Stated task: Render the material again word for word, skipping the pictures in it.

Records provided:
※
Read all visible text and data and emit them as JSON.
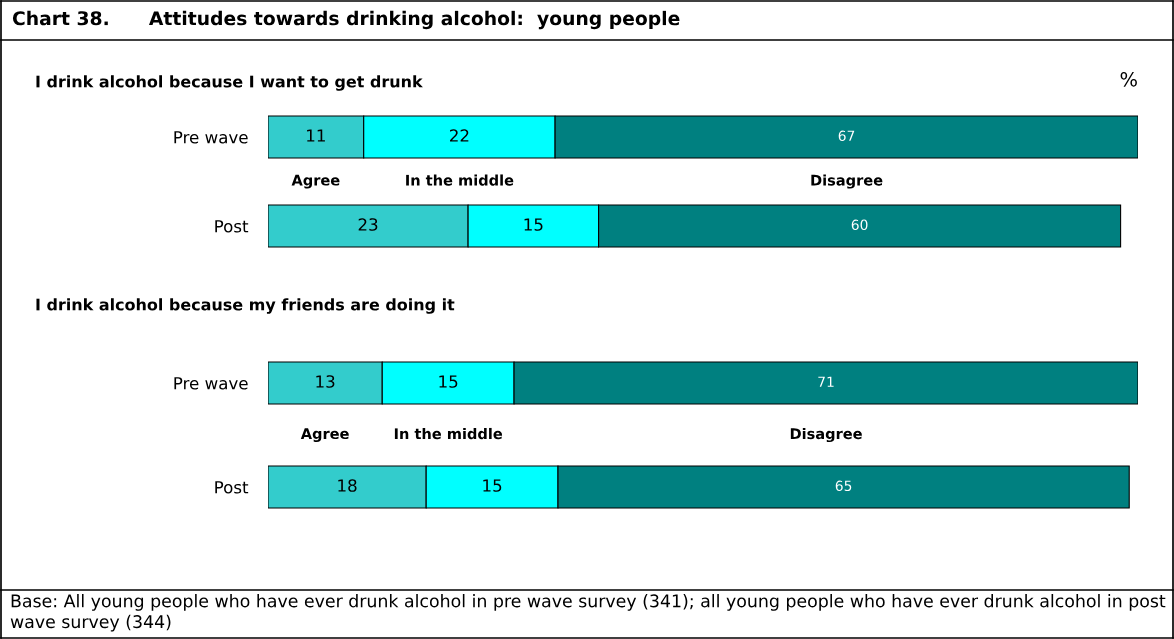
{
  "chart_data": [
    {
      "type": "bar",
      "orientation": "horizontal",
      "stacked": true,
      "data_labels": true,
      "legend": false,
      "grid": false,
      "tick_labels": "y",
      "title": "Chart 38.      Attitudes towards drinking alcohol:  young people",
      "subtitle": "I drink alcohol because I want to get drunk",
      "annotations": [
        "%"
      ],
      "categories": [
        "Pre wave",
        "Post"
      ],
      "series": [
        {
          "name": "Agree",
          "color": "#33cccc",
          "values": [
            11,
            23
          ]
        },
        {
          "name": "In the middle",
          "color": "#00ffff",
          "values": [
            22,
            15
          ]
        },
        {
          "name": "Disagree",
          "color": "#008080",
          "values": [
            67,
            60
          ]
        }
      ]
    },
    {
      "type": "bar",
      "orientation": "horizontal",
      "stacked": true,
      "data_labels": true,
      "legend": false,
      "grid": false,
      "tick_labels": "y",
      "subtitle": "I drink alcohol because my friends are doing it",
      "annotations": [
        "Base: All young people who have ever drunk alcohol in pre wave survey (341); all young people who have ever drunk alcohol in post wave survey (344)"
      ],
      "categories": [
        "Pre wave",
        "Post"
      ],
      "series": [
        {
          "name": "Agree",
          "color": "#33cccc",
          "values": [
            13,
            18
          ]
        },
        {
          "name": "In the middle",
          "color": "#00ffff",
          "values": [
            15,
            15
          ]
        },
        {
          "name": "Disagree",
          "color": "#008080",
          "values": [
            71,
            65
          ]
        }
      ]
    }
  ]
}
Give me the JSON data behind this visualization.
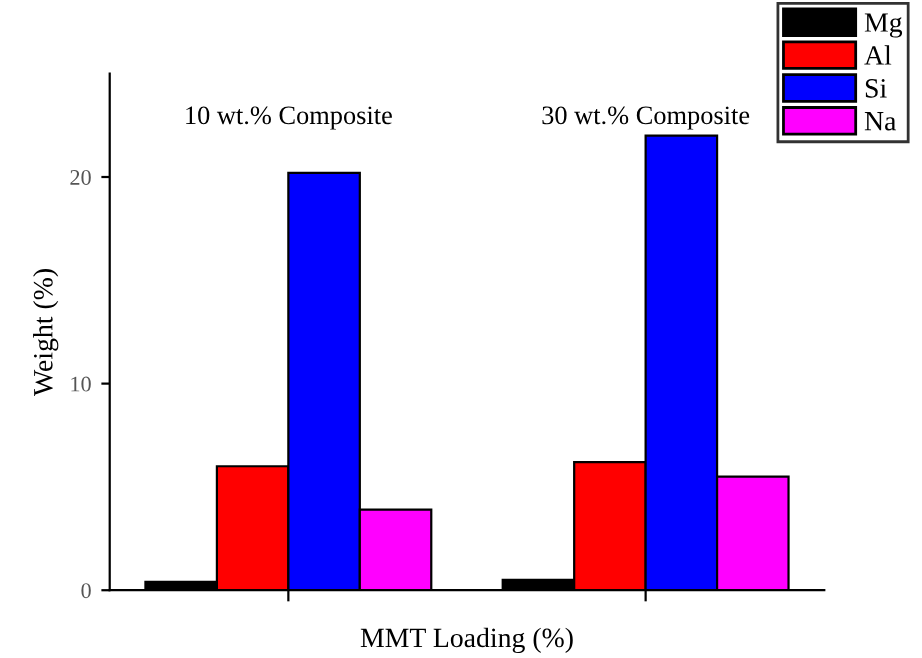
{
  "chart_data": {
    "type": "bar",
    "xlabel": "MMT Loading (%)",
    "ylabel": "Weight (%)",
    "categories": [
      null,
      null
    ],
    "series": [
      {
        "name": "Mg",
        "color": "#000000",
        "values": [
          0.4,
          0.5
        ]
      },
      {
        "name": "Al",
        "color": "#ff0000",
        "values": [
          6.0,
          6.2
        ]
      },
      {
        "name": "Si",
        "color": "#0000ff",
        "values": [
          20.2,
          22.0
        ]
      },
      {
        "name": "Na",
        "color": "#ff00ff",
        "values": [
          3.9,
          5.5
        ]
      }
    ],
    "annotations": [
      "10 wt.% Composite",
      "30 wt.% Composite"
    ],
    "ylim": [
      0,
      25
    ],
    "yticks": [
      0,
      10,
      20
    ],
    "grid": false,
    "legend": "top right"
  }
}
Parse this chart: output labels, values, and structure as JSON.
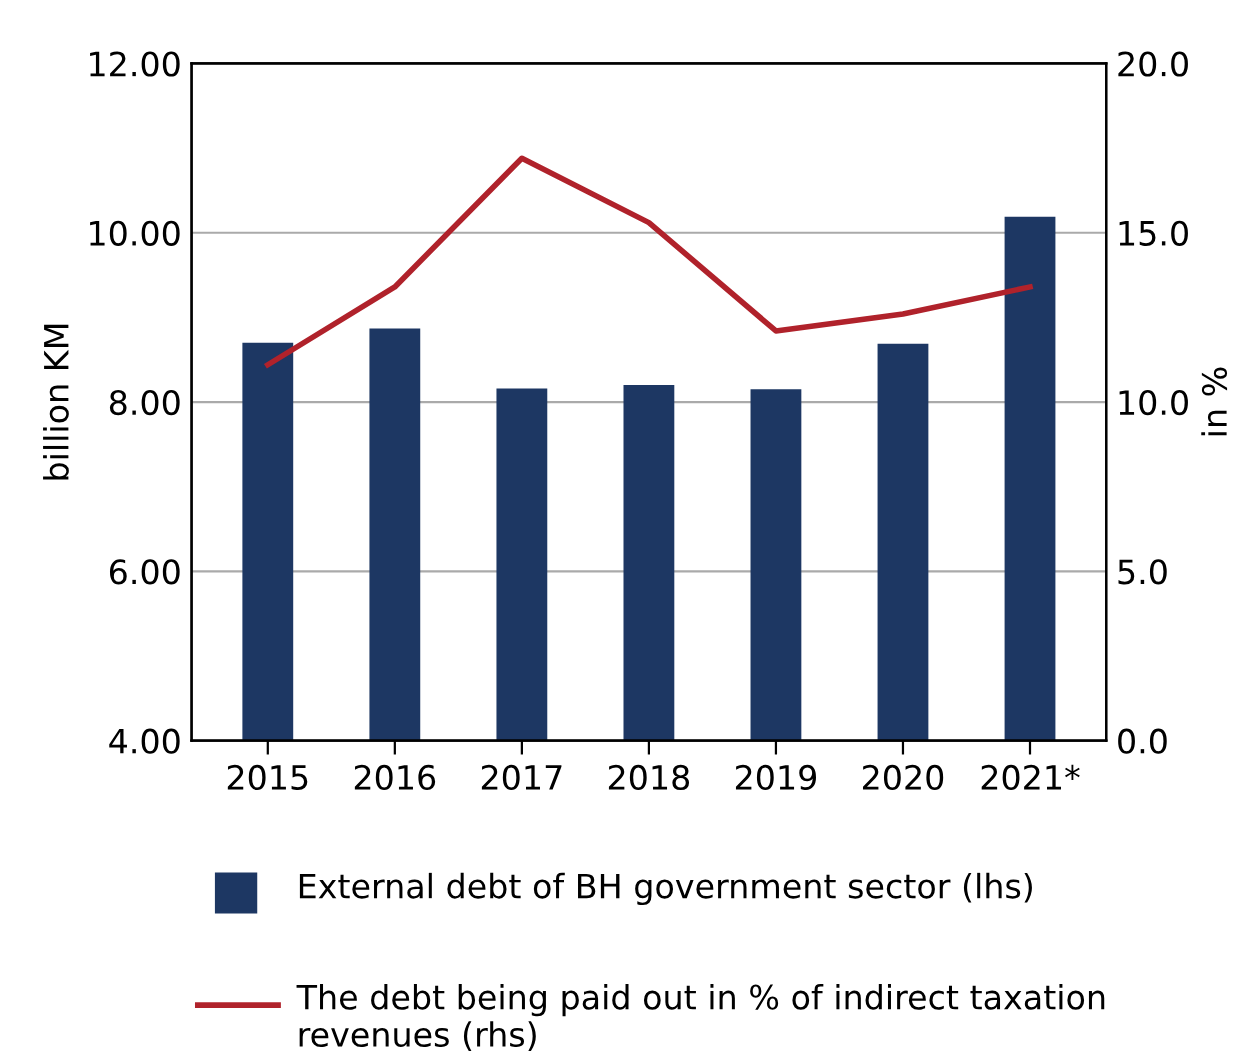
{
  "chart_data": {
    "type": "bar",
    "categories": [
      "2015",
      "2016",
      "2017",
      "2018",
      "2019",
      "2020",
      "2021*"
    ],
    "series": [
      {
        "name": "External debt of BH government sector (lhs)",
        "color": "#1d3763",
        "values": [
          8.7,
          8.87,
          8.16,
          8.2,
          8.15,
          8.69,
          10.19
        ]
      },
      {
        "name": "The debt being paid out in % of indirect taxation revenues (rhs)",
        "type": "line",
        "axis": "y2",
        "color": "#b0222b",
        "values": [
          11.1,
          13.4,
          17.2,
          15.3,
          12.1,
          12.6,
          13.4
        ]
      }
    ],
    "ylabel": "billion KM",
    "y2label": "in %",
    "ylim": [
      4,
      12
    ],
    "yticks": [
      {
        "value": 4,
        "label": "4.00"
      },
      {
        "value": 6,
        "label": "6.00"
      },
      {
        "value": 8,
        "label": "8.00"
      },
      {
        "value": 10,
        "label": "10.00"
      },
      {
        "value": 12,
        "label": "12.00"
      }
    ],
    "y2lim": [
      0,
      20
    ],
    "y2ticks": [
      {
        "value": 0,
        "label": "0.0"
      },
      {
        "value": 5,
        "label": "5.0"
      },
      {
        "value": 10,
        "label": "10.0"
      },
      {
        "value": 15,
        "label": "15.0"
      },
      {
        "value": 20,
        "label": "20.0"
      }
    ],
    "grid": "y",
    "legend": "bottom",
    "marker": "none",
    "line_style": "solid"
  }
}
※
Answer below:
Read all visible text and data and emit them as JSON.
{
  "chart_data": [
    {
      "type": "bar",
      "orientation": "horizontal",
      "stacked": true,
      "data_labels": true,
      "legend": false,
      "grid": false,
      "tick_labels": "y",
      "title": "Chart 38.      Attitudes towards drinking alcohol:  young people",
      "subtitle": "I drink alcohol because I want to get drunk",
      "annotations": [
        "%"
      ],
      "categories": [
        "Pre wave",
        "Post"
      ],
      "series": [
        {
          "name": "Agree",
          "color": "#33cccc",
          "values": [
            11,
            23
          ]
        },
        {
          "name": "In the middle",
          "color": "#00ffff",
          "values": [
            22,
            15
          ]
        },
        {
          "name": "Disagree",
          "color": "#008080",
          "values": [
            67,
            60
          ]
        }
      ]
    },
    {
      "type": "bar",
      "orientation": "horizontal",
      "stacked": true,
      "data_labels": true,
      "legend": false,
      "grid": false,
      "tick_labels": "y",
      "subtitle": "I drink alcohol because my friends are doing it",
      "annotations": [
        "Base: All young people who have ever drunk alcohol in pre wave survey (341); all young people who have ever drunk alcohol in post wave survey (344)"
      ],
      "categories": [
        "Pre wave",
        "Post"
      ],
      "series": [
        {
          "name": "Agree",
          "color": "#33cccc",
          "values": [
            13,
            18
          ]
        },
        {
          "name": "In the middle",
          "color": "#00ffff",
          "values": [
            15,
            15
          ]
        },
        {
          "name": "Disagree",
          "color": "#008080",
          "values": [
            71,
            65
          ]
        }
      ]
    }
  ]
}
Give me the JSON data behind this visualization.
{
  "chart_data": {
    "type": "bar",
    "xlabel": "MMT Loading (%)",
    "ylabel": "Weight (%)",
    "categories": [
      null,
      null
    ],
    "series": [
      {
        "name": "Mg",
        "color": "#000000",
        "values": [
          0.4,
          0.5
        ]
      },
      {
        "name": "Al",
        "color": "#ff0000",
        "values": [
          6.0,
          6.2
        ]
      },
      {
        "name": "Si",
        "color": "#0000ff",
        "values": [
          20.2,
          22.0
        ]
      },
      {
        "name": "Na",
        "color": "#ff00ff",
        "values": [
          3.9,
          5.5
        ]
      }
    ],
    "annotations": [
      "10 wt.% Composite",
      "30 wt.% Composite"
    ],
    "ylim": [
      0,
      25
    ],
    "yticks": [
      0,
      10,
      20
    ],
    "grid": false,
    "legend": "top right"
  }
}
Parse this chart: output labels, values, and structure as JSON.
{
  "chart_data": {
    "type": "bar",
    "categories": [
      "2015",
      "2016",
      "2017",
      "2018",
      "2019",
      "2020",
      "2021*"
    ],
    "series": [
      {
        "name": "External debt of BH government sector (lhs)",
        "color": "#1d3763",
        "values": [
          8.7,
          8.87,
          8.16,
          8.2,
          8.15,
          8.69,
          10.19
        ]
      },
      {
        "name": "The debt being paid out in % of indirect taxation revenues (rhs)",
        "type": "line",
        "axis": "y2",
        "color": "#b0222b",
        "values": [
          11.1,
          13.4,
          17.2,
          15.3,
          12.1,
          12.6,
          13.4
        ]
      }
    ],
    "ylabel": "billion KM",
    "y2label": "in %",
    "ylim": [
      4,
      12
    ],
    "yticks": [
      {
        "value": 4,
        "label": "4.00"
      },
      {
        "value": 6,
        "label": "6.00"
      },
      {
        "value": 8,
        "label": "8.00"
      },
      {
        "value": 10,
        "label": "10.00"
      },
      {
        "value": 12,
        "label": "12.00"
      }
    ],
    "y2lim": [
      0,
      20
    ],
    "y2ticks": [
      {
        "value": 0,
        "label": "0.0"
      },
      {
        "value": 5,
        "label": "5.0"
      },
      {
        "value": 10,
        "label": "10.0"
      },
      {
        "value": 15,
        "label": "15.0"
      },
      {
        "value": 20,
        "label": "20.0"
      }
    ],
    "grid": "y",
    "legend": "bottom",
    "marker": "none",
    "line_style": "solid"
  }
}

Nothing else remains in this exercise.